==== Dataset excerpts
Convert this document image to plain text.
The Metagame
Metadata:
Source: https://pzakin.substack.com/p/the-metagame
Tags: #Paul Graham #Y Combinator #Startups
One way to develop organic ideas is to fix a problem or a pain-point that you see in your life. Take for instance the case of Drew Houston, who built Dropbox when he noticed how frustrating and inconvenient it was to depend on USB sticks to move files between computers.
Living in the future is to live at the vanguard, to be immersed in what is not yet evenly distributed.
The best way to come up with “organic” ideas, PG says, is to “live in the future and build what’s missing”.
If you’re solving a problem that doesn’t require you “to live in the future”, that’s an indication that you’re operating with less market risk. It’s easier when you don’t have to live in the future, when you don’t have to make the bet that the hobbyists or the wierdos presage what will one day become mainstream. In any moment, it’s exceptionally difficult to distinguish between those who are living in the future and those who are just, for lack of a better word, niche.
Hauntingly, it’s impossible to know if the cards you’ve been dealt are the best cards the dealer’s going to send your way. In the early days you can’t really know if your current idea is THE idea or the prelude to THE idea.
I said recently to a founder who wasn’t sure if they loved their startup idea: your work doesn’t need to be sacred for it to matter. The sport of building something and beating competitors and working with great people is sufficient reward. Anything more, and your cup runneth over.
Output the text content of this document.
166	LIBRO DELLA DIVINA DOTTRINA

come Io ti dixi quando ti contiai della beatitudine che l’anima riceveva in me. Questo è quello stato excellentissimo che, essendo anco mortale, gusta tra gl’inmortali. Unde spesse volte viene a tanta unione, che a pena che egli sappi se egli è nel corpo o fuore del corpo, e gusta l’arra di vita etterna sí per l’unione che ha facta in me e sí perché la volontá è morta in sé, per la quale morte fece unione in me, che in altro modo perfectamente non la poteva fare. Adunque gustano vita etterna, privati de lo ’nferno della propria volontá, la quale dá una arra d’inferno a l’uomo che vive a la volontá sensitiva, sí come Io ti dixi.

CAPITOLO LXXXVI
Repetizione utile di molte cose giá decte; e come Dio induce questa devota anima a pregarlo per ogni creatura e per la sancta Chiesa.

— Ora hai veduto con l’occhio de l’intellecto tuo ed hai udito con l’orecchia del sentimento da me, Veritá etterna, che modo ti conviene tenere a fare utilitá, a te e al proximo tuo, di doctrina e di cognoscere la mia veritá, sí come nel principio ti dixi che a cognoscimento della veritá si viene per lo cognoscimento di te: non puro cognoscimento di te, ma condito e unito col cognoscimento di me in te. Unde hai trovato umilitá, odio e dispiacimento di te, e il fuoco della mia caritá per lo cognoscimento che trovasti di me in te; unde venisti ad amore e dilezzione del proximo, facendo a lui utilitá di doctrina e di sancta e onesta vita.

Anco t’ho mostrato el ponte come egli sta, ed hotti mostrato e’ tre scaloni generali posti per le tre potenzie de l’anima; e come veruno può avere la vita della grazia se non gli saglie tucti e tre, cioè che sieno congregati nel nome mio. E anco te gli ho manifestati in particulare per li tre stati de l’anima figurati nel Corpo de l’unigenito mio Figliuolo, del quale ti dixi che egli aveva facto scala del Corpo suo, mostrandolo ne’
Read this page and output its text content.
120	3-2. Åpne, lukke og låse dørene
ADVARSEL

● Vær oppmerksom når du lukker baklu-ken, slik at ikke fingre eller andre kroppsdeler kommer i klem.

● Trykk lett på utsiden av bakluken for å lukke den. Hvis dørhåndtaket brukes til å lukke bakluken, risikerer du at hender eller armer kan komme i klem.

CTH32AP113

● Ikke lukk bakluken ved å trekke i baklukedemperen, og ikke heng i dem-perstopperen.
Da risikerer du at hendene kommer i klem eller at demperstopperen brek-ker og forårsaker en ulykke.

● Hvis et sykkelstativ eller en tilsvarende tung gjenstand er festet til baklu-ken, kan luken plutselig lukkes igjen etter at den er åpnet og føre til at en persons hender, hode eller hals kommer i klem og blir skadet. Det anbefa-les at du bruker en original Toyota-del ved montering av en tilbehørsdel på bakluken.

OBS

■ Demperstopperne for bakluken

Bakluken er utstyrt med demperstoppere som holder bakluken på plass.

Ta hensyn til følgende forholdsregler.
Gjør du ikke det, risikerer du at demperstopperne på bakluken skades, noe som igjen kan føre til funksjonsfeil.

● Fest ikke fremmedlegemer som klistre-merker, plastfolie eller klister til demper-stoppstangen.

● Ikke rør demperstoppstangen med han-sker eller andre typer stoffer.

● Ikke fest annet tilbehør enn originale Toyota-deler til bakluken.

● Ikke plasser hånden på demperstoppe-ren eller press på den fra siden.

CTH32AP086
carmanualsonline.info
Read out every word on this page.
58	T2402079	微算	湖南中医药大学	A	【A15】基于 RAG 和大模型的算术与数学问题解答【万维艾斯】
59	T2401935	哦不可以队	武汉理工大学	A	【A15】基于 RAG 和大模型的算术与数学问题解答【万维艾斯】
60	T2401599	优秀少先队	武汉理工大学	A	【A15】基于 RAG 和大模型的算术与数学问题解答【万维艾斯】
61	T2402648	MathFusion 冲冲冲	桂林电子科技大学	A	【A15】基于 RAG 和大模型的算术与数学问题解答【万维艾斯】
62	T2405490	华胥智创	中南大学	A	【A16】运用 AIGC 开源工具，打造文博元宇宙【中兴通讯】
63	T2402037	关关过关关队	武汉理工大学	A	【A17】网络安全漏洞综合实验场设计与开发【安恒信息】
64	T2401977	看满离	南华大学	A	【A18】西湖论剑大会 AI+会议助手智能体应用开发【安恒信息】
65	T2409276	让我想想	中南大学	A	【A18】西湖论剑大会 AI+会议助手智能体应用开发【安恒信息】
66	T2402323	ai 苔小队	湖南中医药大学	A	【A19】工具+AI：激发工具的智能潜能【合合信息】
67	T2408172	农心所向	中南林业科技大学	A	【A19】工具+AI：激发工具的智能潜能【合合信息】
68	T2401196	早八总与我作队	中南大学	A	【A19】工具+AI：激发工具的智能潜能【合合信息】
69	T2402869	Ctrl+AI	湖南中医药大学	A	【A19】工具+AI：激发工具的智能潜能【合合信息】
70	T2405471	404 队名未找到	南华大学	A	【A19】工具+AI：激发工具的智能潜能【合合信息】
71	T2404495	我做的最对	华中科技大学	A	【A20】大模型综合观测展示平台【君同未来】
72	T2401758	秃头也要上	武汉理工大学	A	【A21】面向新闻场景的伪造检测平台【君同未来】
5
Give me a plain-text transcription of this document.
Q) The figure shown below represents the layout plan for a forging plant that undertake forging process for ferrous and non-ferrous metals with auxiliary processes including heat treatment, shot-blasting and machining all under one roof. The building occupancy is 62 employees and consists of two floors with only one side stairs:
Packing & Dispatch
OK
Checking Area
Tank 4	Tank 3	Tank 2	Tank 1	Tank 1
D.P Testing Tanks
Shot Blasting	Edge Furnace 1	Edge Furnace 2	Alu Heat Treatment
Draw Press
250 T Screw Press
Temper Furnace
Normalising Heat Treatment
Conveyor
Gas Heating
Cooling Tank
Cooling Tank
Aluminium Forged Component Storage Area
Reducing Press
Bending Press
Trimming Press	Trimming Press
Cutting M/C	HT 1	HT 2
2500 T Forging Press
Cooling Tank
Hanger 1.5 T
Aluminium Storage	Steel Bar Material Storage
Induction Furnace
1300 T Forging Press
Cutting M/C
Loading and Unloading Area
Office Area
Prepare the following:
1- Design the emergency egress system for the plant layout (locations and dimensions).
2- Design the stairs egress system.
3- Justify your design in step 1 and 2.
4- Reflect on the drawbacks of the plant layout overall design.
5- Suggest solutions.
========
= What to do =
Print the material above once more, exactly.

= The response =
Convert this document image to plain text.
The Metagame
Metadata:
Source: https://pzakin.substack.com/p/the-metagame
Tags: #Paul Graham #Y Combinator #Startups
One way to develop organic ideas is to fix a problem or a pain-point that you see in your life. Take for instance the case of Drew Houston, who built Dropbox when he noticed how frustrating and inconvenient it was to depend on USB sticks to move files between computers.
Living in the future is to live at the vanguard, to be immersed in what is not yet evenly distributed.
The best way to come up with “organic” ideas, PG says, is to “live in the future and build what’s missing”.
If you’re solving a problem that doesn’t require you “to live in the future”, that’s an indication that you’re operating with less market risk. It’s easier when you don’t have to live in the future, when you don’t have to make the bet that the hobbyists or the wierdos presage what will one day become mainstream. In any moment, it’s exceptionally difficult to distinguish between those who are living in the future and those who are just, for lack of a better word, niche.
Hauntingly, it’s impossible to know if the cards you’ve been dealt are the best cards the dealer’s going to send your way. In the early days you can’t really know if your current idea is THE idea or the prelude to THE idea.
I said recently to a founder who wasn’t sure if they loved their startup idea: your work doesn’t need to be sacred for it to matter. The sport of building something and beating competitors and working with great people is sufficient reward. Anything more, and your cup runneth over.
Output the text content of this document.
166	LIBRO DELLA DIVINA DOTTRINA

come Io ti dixi quando ti contiai della beatitudine che l’anima riceveva in me. Questo è quello stato excellentissimo che, essendo anco mortale, gusta tra gl’inmortali. Unde spesse volte viene a tanta unione, che a pena che egli sappi se egli è nel corpo o fuore del corpo, e gusta l’arra di vita etterna sí per l’unione che ha facta in me e sí perché la volontá è morta in sé, per la quale morte fece unione in me, che in altro modo perfectamente non la poteva fare. Adunque gustano vita etterna, privati de lo ’nferno della propria volontá, la quale dá una arra d’inferno a l’uomo che vive a la volontá sensitiva, sí come Io ti dixi.

CAPITOLO LXXXVI
Repetizione utile di molte cose giá decte; e come Dio induce questa devota anima a pregarlo per ogni creatura e per la sancta Chiesa.

— Ora hai veduto con l’occhio de l’intellecto tuo ed hai udito con l’orecchia del sentimento da me, Veritá etterna, che modo ti conviene tenere a fare utilitá, a te e al proximo tuo, di doctrina e di cognoscere la mia veritá, sí come nel principio ti dixi che a cognoscimento della veritá si viene per lo cognoscimento di te: non puro cognoscimento di te, ma condito e unito col cognoscimento di me in te. Unde hai trovato umilitá, odio e dispiacimento di te, e il fuoco della mia caritá per lo cognoscimento che trovasti di me in te; unde venisti ad amore e dilezzione del proximo, facendo a lui utilitá di doctrina e di sancta e onesta vita.

Anco t’ho mostrato el ponte come egli sta, ed hotti mostrato e’ tre scaloni generali posti per le tre potenzie de l’anima; e come veruno può avere la vita della grazia se non gli saglie tucti e tre, cioè che sieno congregati nel nome mio. E anco te gli ho manifestati in particulare per li tre stati de l’anima figurati nel Corpo de l’unigenito mio Figliuolo, del quale ti dixi che egli aveva facto scala del Corpo suo, mostrandolo ne’
Read this page and output its text content.
120	3-2. Åpne, lukke og låse dørene
ADVARSEL

● Vær oppmerksom når du lukker baklu-ken, slik at ikke fingre eller andre kroppsdeler kommer i klem.

● Trykk lett på utsiden av bakluken for å lukke den. Hvis dørhåndtaket brukes til å lukke bakluken, risikerer du at hender eller armer kan komme i klem.

CTH32AP113

● Ikke lukk bakluken ved å trekke i baklukedemperen, og ikke heng i dem-perstopperen.
Da risikerer du at hendene kommer i klem eller at demperstopperen brek-ker og forårsaker en ulykke.

● Hvis et sykkelstativ eller en tilsvarende tung gjenstand er festet til baklu-ken, kan luken plutselig lukkes igjen etter at den er åpnet og føre til at en persons hender, hode eller hals kommer i klem og blir skadet. Det anbefa-les at du bruker en original Toyota-del ved montering av en tilbehørsdel på bakluken.

OBS

■ Demperstopperne for bakluken

Bakluken er utstyrt med demperstoppere som holder bakluken på plass.

Ta hensyn til følgende forholdsregler.
Gjør du ikke det, risikerer du at demperstopperne på bakluken skades, noe som igjen kan føre til funksjonsfeil.

● Fest ikke fremmedlegemer som klistre-merker, plastfolie eller klister til demper-stoppstangen.

● Ikke rør demperstoppstangen med han-sker eller andre typer stoffer.

● Ikke fest annet tilbehør enn originale Toyota-deler til bakluken.

● Ikke plasser hånden på demperstoppe-ren eller press på den fra siden.

CTH32AP086
carmanualsonline.info
Read out every word on this page.
58	T2402079	微算	湖南中医药大学	A	【A15】基于 RAG 和大模型的算术与数学问题解答【万维艾斯】
59	T2401935	哦不可以队	武汉理工大学	A	【A15】基于 RAG 和大模型的算术与数学问题解答【万维艾斯】
60	T2401599	优秀少先队	武汉理工大学	A	【A15】基于 RAG 和大模型的算术与数学问题解答【万维艾斯】
61	T2402648	MathFusion 冲冲冲	桂林电子科技大学	A	【A15】基于 RAG 和大模型的算术与数学问题解答【万维艾斯】
62	T2405490	华胥智创	中南大学	A	【A16】运用 AIGC 开源工具，打造文博元宇宙【中兴通讯】
63	T2402037	关关过关关队	武汉理工大学	A	【A17】网络安全漏洞综合实验场设计与开发【安恒信息】
64	T2401977	看满离	南华大学	A	【A18】西湖论剑大会 AI+会议助手智能体应用开发【安恒信息】
65	T2409276	让我想想	中南大学	A	【A18】西湖论剑大会 AI+会议助手智能体应用开发【安恒信息】
66	T2402323	ai 苔小队	湖南中医药大学	A	【A19】工具+AI：激发工具的智能潜能【合合信息】
67	T2408172	农心所向	中南林业科技大学	A	【A19】工具+AI：激发工具的智能潜能【合合信息】
68	T2401196	早八总与我作队	中南大学	A	【A19】工具+AI：激发工具的智能潜能【合合信息】
69	T2402869	Ctrl+AI	湖南中医药大学	A	【A19】工具+AI：激发工具的智能潜能【合合信息】
70	T2405471	404 队名未找到	南华大学	A	【A19】工具+AI：激发工具的智能潜能【合合信息】
71	T2404495	我做的最对	华中科技大学	A	【A20】大模型综合观测展示平台【君同未来】
72	T2401758	秃头也要上	武汉理工大学	A	【A21】面向新闻场景的伪造检测平台【君同未来】
5
Give me a plain-text transcription of this document.
Q) The figure shown below represents the layout plan for a forging plant that undertake forging process for ferrous and non-ferrous metals with auxiliary processes including heat treatment, shot-blasting and machining all under one roof. The building occupancy is 62 employees and consists of two floors with only one side stairs:
Packing & Dispatch
OK
Checking Area
Tank 4	Tank 3	Tank 2	Tank 1	Tank 1
D.P Testing Tanks
Shot Blasting	Edge Furnace 1	Edge Furnace 2	Alu Heat Treatment
Draw Press
250 T Screw Press
Temper Furnace
Normalising Heat Treatment
Conveyor
Gas Heating
Cooling Tank
Cooling Tank
Aluminium Forged Component Storage Area
Reducing Press
Bending Press
Trimming Press	Trimming Press
Cutting M/C	HT 1	HT 2
2500 T Forging Press
Cooling Tank
Hanger 1.5 T
Aluminium Storage	Steel Bar Material Storage
Induction Furnace
1300 T Forging Press
Cutting M/C
Loading and Unloading Area
Office Area
Prepare the following:
1- Design the emergency egress system for the plant layout (locations and dimensions).
2- Design the stairs egress system.
3- Justify your design in step 1 and 2.
4- Reflect on the drawbacks of the plant layout overall design.
5- Suggest solutions.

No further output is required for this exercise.